_EXERCISE INSTRUCTIONS:_
Read through the data and report every line in which the word "Sign" occurs.

☆ ☆ ☆ ☆ ☆

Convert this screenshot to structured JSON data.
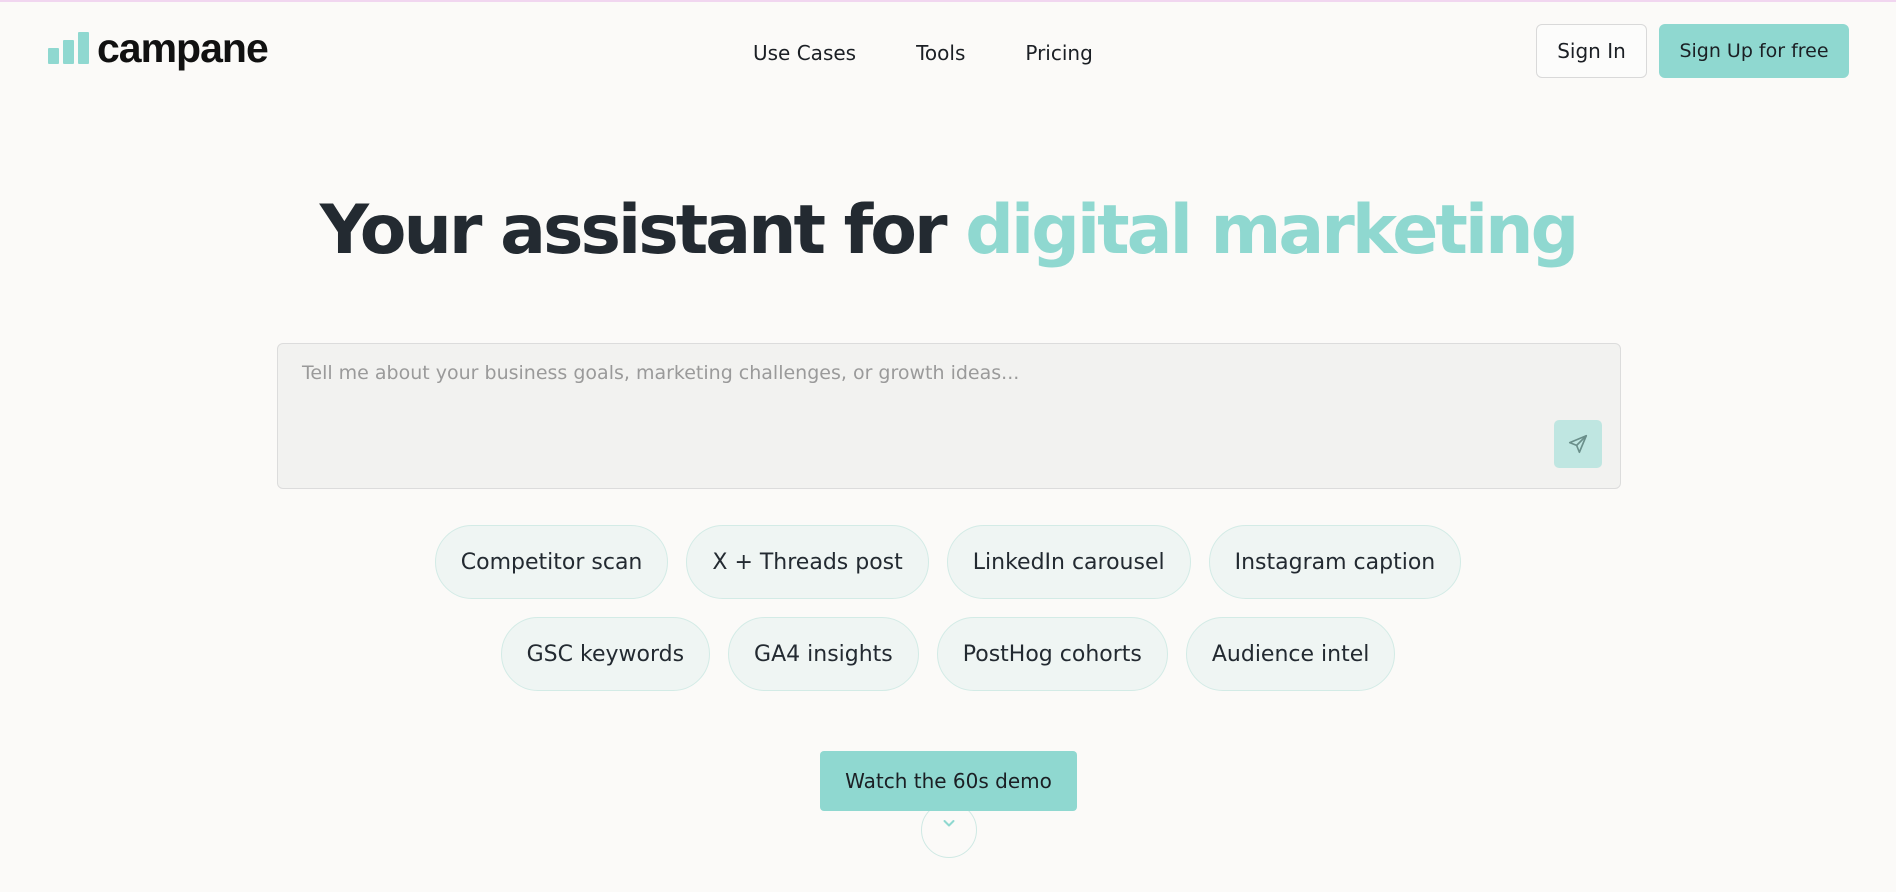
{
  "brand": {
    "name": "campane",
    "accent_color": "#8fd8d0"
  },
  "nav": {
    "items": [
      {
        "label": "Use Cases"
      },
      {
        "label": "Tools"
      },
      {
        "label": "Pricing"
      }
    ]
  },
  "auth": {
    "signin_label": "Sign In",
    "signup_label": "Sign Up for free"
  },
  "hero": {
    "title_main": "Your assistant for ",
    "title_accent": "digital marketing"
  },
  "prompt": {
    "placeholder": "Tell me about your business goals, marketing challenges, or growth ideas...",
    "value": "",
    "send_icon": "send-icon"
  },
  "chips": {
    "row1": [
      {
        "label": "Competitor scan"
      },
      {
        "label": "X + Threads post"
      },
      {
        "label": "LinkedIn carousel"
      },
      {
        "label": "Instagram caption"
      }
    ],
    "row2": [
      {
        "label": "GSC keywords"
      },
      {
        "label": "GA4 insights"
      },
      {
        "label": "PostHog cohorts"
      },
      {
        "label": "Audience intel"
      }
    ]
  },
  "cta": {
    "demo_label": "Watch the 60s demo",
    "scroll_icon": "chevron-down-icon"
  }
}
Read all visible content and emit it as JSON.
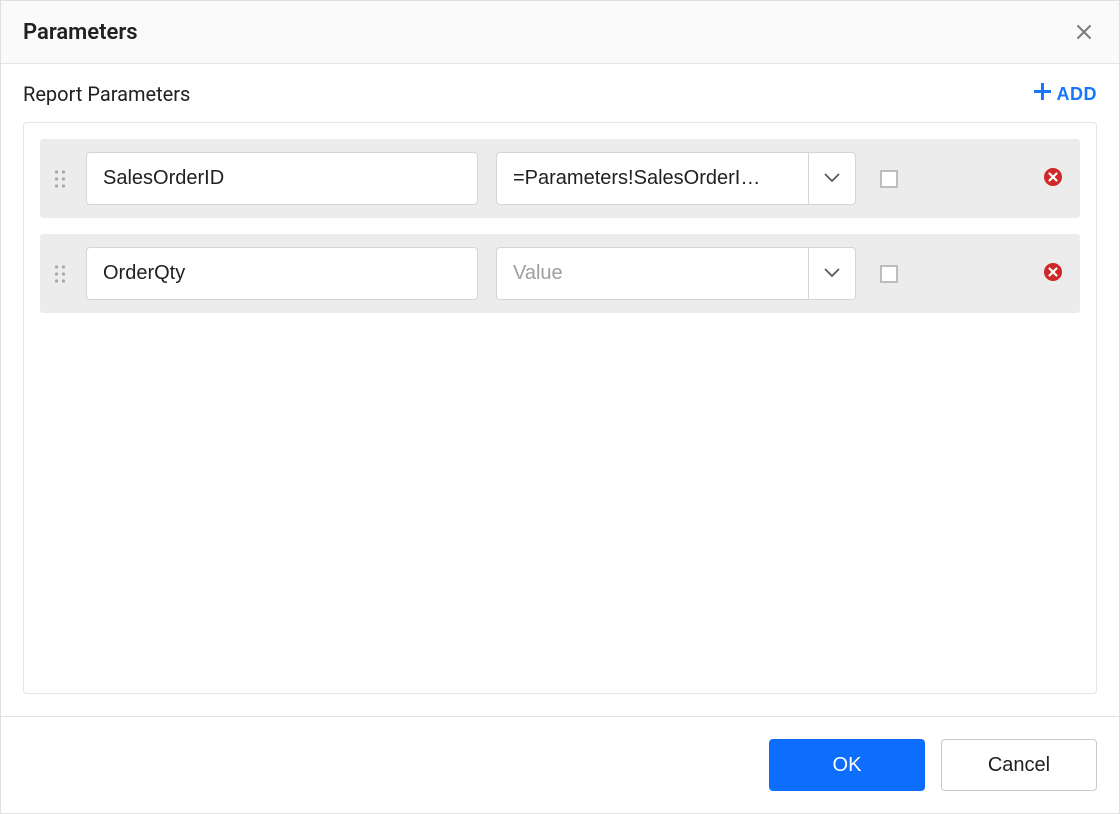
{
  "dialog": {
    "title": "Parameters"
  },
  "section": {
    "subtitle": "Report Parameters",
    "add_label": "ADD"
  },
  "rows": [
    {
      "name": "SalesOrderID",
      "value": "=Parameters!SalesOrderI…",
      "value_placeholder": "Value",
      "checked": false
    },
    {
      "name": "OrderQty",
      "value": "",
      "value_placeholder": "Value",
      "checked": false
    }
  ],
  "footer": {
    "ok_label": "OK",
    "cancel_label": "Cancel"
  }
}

☆ ☆ ☆ ☆ ☆

_EXERCISE RESULT:_
    "signin_label": "Sign In",
    "signup_label": "Sign Up for free"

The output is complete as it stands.